START Input for this task

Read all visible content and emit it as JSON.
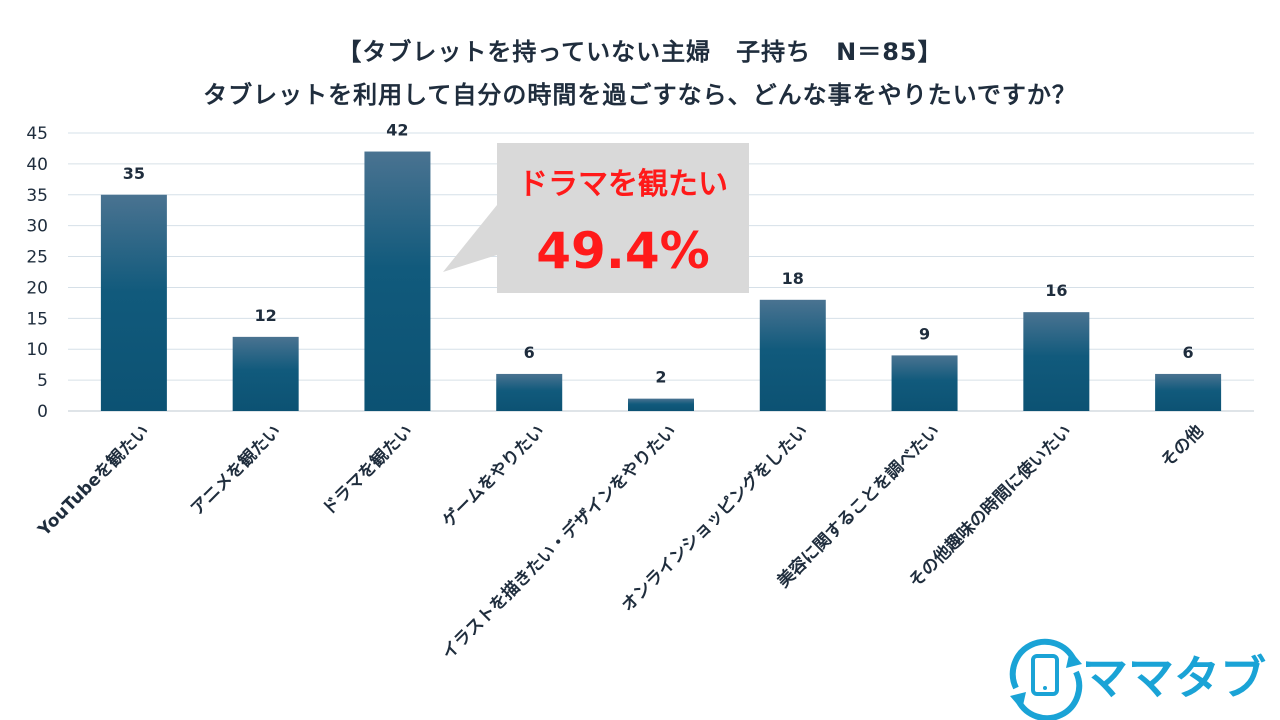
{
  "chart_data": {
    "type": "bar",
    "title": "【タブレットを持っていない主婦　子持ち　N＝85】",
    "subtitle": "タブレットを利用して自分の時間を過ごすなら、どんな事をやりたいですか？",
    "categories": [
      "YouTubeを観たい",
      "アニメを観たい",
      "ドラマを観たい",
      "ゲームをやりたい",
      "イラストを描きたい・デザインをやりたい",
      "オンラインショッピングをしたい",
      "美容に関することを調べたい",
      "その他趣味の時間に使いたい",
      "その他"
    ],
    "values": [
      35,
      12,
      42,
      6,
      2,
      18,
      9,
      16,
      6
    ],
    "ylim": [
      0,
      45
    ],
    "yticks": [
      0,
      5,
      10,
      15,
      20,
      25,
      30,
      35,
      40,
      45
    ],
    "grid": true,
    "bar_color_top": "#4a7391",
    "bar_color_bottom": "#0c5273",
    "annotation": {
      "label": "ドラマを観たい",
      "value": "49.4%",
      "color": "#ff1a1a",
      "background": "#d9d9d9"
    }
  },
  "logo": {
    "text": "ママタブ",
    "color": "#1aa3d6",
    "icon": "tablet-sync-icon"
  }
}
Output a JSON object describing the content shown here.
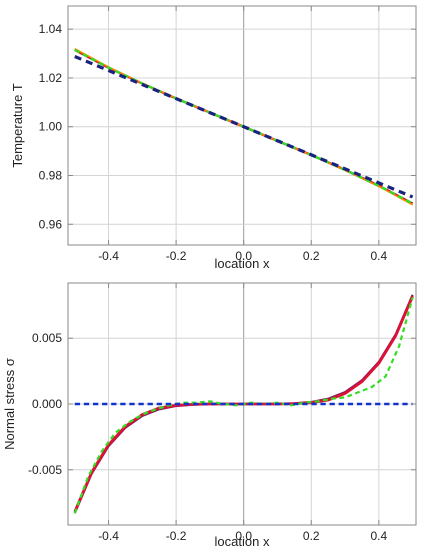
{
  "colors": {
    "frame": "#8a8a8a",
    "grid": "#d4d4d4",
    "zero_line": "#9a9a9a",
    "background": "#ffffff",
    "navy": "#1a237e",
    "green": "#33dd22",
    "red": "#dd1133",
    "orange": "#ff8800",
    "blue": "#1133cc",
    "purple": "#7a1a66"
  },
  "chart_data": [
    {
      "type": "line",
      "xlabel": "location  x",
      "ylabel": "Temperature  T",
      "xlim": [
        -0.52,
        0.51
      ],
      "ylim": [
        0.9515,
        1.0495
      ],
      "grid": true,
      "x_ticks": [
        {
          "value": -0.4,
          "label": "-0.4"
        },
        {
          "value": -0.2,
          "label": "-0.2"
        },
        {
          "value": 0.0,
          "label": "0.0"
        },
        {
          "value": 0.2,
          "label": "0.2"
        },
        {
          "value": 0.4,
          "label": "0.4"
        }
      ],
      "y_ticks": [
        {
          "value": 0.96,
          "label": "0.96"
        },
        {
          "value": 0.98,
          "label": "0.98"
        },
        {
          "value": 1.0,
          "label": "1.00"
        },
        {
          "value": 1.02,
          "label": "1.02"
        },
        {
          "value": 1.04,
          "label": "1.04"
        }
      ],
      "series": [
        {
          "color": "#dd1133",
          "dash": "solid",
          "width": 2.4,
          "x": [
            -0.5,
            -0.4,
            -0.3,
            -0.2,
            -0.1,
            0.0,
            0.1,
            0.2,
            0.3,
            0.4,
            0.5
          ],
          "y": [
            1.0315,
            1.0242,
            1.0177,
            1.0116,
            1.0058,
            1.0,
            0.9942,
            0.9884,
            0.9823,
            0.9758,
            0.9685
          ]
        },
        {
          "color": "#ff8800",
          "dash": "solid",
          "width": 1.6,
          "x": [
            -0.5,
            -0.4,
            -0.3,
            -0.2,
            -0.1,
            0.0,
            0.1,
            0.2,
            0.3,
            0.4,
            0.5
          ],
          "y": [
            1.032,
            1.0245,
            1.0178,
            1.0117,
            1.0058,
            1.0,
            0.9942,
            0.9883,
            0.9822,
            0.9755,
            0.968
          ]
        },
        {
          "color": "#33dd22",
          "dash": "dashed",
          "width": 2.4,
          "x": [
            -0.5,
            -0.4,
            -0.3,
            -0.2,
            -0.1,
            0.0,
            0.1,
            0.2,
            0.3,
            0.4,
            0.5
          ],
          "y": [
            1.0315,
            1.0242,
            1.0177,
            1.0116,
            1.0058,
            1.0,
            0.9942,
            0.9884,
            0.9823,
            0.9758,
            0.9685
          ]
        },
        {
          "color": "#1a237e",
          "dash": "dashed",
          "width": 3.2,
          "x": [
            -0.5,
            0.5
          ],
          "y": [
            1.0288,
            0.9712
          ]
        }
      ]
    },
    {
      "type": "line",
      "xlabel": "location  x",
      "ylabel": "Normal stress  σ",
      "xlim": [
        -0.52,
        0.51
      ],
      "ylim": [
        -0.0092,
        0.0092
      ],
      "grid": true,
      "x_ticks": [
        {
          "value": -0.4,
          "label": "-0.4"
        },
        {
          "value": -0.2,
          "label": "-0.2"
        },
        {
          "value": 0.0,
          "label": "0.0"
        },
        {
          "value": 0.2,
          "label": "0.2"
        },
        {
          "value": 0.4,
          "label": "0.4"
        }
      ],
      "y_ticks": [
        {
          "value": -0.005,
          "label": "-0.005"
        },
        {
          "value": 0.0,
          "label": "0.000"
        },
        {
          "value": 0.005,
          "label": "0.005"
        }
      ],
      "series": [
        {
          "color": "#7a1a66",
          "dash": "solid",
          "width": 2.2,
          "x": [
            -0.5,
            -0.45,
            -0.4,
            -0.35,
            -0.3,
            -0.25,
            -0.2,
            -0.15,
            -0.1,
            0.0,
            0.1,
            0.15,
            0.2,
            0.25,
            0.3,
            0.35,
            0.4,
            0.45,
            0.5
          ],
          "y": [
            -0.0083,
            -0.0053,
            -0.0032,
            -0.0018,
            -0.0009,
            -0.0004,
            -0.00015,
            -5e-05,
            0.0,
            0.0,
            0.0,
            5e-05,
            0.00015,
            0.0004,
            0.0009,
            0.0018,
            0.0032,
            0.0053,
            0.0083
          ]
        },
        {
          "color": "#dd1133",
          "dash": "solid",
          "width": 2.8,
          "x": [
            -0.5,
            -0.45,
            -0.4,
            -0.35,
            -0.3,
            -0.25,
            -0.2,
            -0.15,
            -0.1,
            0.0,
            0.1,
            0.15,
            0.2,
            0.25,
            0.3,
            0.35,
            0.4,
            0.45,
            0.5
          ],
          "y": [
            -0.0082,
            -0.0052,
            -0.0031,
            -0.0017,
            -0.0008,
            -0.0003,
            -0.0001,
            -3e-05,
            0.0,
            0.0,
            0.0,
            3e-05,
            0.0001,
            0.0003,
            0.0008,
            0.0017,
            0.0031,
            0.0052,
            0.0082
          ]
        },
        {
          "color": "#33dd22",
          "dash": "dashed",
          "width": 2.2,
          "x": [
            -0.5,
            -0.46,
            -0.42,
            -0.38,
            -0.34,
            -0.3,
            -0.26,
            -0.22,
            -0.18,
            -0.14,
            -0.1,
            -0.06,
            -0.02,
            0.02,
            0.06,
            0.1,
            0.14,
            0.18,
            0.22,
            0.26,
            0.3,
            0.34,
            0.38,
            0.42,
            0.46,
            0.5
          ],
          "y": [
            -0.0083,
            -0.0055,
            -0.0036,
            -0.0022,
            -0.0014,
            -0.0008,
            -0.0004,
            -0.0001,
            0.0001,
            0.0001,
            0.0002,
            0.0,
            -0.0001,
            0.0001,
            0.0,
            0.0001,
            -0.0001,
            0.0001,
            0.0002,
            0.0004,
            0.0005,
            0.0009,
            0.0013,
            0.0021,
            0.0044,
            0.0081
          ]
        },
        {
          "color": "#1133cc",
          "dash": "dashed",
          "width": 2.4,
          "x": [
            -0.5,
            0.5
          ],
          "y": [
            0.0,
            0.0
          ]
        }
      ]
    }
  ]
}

END Input for this task
START Input for this task

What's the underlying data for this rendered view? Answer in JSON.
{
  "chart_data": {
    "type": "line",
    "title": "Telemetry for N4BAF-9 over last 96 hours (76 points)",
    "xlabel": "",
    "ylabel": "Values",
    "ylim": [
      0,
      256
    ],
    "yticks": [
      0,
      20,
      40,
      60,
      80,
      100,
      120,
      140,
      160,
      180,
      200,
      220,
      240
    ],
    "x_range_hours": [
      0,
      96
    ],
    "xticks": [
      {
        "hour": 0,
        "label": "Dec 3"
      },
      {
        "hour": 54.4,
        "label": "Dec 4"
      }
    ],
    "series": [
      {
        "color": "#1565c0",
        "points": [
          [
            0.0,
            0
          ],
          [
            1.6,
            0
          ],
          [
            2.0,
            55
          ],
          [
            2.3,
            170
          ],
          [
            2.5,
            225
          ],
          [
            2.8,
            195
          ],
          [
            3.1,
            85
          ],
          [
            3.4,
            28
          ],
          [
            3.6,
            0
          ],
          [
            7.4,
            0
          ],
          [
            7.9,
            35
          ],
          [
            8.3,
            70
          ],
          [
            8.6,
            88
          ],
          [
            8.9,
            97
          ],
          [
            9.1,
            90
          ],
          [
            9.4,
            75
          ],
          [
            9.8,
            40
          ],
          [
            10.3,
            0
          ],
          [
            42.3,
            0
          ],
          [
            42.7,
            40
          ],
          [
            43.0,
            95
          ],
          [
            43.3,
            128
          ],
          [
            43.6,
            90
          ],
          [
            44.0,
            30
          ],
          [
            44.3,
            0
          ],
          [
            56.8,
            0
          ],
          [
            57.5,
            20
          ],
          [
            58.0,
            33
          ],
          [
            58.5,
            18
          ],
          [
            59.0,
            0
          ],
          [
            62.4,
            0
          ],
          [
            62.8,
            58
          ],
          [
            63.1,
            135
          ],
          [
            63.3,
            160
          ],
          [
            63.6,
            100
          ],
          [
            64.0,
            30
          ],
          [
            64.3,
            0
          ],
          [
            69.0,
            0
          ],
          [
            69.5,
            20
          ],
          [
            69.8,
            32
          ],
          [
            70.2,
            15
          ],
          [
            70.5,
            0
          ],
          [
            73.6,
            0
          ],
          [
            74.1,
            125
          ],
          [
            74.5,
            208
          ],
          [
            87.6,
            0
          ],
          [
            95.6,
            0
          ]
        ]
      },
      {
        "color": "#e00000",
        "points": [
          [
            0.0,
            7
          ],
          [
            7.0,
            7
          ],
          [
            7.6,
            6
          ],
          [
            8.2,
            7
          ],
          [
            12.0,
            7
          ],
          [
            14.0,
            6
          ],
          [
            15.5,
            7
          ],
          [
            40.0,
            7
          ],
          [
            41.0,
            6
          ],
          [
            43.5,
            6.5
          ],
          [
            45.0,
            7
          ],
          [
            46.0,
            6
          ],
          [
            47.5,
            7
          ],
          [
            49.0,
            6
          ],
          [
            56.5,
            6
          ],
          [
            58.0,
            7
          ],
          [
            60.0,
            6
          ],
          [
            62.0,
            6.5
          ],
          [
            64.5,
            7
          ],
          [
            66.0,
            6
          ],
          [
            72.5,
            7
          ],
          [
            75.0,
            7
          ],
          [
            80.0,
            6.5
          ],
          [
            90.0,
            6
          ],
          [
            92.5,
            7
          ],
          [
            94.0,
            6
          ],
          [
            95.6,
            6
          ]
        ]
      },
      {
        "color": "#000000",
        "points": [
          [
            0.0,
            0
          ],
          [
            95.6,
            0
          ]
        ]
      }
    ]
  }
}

END Input for this task

Stated task. Each line in the entries above that includes the string "content" should be extracted.

Solution for this exercise.
Read all visible content and emit it as JSON.
Output a JSON object describing the content shown here.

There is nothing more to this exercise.